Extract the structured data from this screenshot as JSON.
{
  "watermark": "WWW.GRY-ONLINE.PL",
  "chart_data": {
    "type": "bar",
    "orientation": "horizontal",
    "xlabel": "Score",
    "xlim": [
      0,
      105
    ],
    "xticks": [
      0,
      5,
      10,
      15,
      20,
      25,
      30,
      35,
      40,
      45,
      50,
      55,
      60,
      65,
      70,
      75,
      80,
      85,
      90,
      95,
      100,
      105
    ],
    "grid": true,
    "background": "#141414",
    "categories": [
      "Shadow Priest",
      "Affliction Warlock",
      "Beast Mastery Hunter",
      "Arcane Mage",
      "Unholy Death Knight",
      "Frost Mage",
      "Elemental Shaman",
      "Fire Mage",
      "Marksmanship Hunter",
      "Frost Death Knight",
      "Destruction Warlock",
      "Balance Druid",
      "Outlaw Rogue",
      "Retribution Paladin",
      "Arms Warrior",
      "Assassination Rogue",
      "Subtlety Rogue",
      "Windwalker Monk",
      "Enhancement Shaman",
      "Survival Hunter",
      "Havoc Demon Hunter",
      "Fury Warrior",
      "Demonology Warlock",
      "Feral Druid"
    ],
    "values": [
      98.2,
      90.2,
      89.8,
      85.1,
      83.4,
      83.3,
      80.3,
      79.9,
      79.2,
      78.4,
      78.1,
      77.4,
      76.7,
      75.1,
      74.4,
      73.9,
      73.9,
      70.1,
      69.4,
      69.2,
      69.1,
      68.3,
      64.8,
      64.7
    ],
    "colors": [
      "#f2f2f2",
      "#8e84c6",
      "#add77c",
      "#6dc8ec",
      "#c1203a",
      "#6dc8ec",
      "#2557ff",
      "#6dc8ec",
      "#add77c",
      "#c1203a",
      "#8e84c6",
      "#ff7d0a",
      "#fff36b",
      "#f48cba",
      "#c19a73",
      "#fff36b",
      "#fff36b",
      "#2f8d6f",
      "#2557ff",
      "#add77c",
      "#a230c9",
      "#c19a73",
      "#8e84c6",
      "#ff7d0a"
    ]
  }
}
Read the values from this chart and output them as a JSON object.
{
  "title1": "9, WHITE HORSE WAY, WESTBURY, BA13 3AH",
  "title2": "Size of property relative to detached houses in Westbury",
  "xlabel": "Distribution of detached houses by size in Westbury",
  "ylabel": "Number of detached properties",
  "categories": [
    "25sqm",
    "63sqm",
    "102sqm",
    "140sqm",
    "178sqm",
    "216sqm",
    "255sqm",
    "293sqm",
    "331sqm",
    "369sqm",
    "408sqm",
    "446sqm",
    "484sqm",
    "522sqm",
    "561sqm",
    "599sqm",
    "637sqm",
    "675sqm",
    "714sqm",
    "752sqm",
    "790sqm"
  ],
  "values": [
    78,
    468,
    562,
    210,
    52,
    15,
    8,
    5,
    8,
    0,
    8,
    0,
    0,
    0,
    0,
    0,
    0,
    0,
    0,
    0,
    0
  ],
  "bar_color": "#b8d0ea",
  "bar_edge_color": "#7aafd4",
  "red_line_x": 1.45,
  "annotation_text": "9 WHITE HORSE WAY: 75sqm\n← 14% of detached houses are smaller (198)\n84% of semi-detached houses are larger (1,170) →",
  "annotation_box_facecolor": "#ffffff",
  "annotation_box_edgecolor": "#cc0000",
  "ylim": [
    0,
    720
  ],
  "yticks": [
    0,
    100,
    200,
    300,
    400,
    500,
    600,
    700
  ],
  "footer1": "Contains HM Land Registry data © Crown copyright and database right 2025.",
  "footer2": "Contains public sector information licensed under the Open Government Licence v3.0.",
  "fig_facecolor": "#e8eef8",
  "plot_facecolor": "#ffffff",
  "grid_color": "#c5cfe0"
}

....

Set exercise:
Where a line of the entries contains the word "Rogue", copy that line.

Solution to this exercise:
      "Outlaw Rogue",
      "Assassination Rogue",
      "Subtlety Rogue",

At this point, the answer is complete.